:: Data entries ::

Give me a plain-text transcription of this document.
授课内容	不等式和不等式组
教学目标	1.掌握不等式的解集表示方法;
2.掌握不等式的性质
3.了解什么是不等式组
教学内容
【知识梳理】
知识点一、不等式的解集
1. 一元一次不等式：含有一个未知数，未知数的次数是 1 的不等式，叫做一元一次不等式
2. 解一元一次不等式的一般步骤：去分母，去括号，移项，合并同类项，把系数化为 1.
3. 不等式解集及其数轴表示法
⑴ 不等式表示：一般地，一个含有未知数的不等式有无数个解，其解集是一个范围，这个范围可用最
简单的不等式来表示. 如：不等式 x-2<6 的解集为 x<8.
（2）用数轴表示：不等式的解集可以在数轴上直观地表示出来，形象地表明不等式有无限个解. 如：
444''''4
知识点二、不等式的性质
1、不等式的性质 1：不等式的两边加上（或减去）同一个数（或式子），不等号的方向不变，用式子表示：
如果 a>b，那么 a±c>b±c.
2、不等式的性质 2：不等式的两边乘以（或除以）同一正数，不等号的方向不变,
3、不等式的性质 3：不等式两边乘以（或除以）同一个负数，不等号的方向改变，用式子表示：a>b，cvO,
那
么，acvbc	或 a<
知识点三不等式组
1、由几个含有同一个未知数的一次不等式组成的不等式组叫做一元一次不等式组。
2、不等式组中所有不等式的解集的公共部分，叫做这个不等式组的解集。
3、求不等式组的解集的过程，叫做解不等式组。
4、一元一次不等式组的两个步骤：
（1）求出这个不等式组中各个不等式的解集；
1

:::

• Work required
Make an exact copy of the material above.

• Solved exercise
Give me a plain-text transcription of this document.
授课内容	不等式和不等式组
教学目标	1.掌握不等式的解集表示方法;
2.掌握不等式的性质
3.了解什么是不等式组
教学内容
【知识梳理】
知识点一、不等式的解集
1. 一元一次不等式：含有一个未知数，未知数的次数是 1 的不等式，叫做一元一次不等式
2. 解一元一次不等式的一般步骤：去分母，去括号，移项，合并同类项，把系数化为 1.
3. 不等式解集及其数轴表示法
⑴ 不等式表示：一般地，一个含有未知数的不等式有无数个解，其解集是一个范围，这个范围可用最
简单的不等式来表示. 如：不等式 x-2<6 的解集为 x<8.
（2）用数轴表示：不等式的解集可以在数轴上直观地表示出来，形象地表明不等式有无限个解. 如：
444''''4
知识点二、不等式的性质
1、不等式的性质 1：不等式的两边加上（或减去）同一个数（或式子），不等号的方向不变，用式子表示：
如果 a>b，那么 a±c>b±c.
2、不等式的性质 2：不等式的两边乘以（或除以）同一正数，不等号的方向不变,
3、不等式的性质 3：不等式两边乘以（或除以）同一个负数，不等号的方向改变，用式子表示：a>b，cvO,
那
么，acvbc	或 a<
知识点三不等式组
1、由几个含有同一个未知数的一次不等式组成的不等式组叫做一元一次不等式组。
2、不等式组中所有不等式的解集的公共部分，叫做这个不等式组的解集。
3、求不等式组的解集的过程，叫做解不等式组。
4、一元一次不等式组的两个步骤：
（1）求出这个不等式组中各个不等式的解集；
1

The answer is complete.